[Data lines]:
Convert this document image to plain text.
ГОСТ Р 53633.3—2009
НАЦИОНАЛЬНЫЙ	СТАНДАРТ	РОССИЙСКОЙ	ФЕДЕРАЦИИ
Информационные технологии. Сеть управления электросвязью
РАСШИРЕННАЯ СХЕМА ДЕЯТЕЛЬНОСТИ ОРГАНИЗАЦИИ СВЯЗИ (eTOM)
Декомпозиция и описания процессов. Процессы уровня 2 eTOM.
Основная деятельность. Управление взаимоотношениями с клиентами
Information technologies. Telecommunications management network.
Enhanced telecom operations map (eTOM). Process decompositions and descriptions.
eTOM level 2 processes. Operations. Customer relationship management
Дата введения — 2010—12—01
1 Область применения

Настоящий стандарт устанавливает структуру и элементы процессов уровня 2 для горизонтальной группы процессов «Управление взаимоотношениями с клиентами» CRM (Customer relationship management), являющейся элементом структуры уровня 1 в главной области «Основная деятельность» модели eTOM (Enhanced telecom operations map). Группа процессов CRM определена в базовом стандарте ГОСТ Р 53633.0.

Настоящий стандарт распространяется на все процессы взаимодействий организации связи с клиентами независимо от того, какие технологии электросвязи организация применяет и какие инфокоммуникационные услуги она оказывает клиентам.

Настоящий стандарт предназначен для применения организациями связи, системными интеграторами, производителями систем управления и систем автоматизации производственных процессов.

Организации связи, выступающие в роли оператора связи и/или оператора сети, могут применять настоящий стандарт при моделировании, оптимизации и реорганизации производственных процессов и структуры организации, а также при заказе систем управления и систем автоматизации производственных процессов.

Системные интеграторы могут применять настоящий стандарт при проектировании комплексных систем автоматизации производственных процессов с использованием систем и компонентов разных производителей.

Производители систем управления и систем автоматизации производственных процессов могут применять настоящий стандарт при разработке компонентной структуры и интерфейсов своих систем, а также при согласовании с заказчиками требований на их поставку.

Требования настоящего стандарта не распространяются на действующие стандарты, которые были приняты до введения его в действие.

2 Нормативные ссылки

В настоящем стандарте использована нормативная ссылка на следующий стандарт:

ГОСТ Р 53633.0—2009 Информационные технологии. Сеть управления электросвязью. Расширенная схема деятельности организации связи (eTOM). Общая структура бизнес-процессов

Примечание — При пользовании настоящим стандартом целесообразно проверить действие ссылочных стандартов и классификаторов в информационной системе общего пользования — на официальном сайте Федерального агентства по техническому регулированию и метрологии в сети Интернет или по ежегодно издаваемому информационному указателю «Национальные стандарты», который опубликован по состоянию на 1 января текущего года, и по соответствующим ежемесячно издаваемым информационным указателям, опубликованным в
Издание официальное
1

[Required task]:
Restate the data above word for word.

[In response]:
Convert this document image to plain text.
ГОСТ Р 53633.3—2009
НАЦИОНАЛЬНЫЙ	СТАНДАРТ	РОССИЙСКОЙ	ФЕДЕРАЦИИ
Информационные технологии. Сеть управления электросвязью
РАСШИРЕННАЯ СХЕМА ДЕЯТЕЛЬНОСТИ ОРГАНИЗАЦИИ СВЯЗИ (eTOM)
Декомпозиция и описания процессов. Процессы уровня 2 eTOM.
Основная деятельность. Управление взаимоотношениями с клиентами
Information technologies. Telecommunications management network.
Enhanced telecom operations map (eTOM). Process decompositions and descriptions.
eTOM level 2 processes. Operations. Customer relationship management
Дата введения — 2010—12—01
1 Область применения

Настоящий стандарт устанавливает структуру и элементы процессов уровня 2 для горизонтальной группы процессов «Управление взаимоотношениями с клиентами» CRM (Customer relationship management), являющейся элементом структуры уровня 1 в главной области «Основная деятельность» модели eTOM (Enhanced telecom operations map). Группа процессов CRM определена в базовом стандарте ГОСТ Р 53633.0.

Настоящий стандарт распространяется на все процессы взаимодействий организации связи с клиентами независимо от того, какие технологии электросвязи организация применяет и какие инфокоммуникационные услуги она оказывает клиентам.

Настоящий стандарт предназначен для применения организациями связи, системными интеграторами, производителями систем управления и систем автоматизации производственных процессов.

Организации связи, выступающие в роли оператора связи и/или оператора сети, могут применять настоящий стандарт при моделировании, оптимизации и реорганизации производственных процессов и структуры организации, а также при заказе систем управления и систем автоматизации производственных процессов.

Системные интеграторы могут применять настоящий стандарт при проектировании комплексных систем автоматизации производственных процессов с использованием систем и компонентов разных производителей.

Производители систем управления и систем автоматизации производственных процессов могут применять настоящий стандарт при разработке компонентной структуры и интерфейсов своих систем, а также при согласовании с заказчиками требований на их поставку.

Требования настоящего стандарта не распространяются на действующие стандарты, которые были приняты до введения его в действие.

2 Нормативные ссылки

В настоящем стандарте использована нормативная ссылка на следующий стандарт:

ГОСТ Р 53633.0—2009 Информационные технологии. Сеть управления электросвязью. Расширенная схема деятельности организации связи (eTOM). Общая структура бизнес-процессов

Примечание — При пользовании настоящим стандартом целесообразно проверить действие ссылочных стандартов и классификаторов в информационной системе общего пользования — на официальном сайте Федерального агентства по техническому регулированию и метрологии в сети Интернет или по ежегодно издаваемому информационному указателю «Национальные стандарты», который опубликован по состоянию на 1 января текущего года, и по соответствующим ежемесячно издаваемым информационным указателям, опубликованным в
Издание официальное
1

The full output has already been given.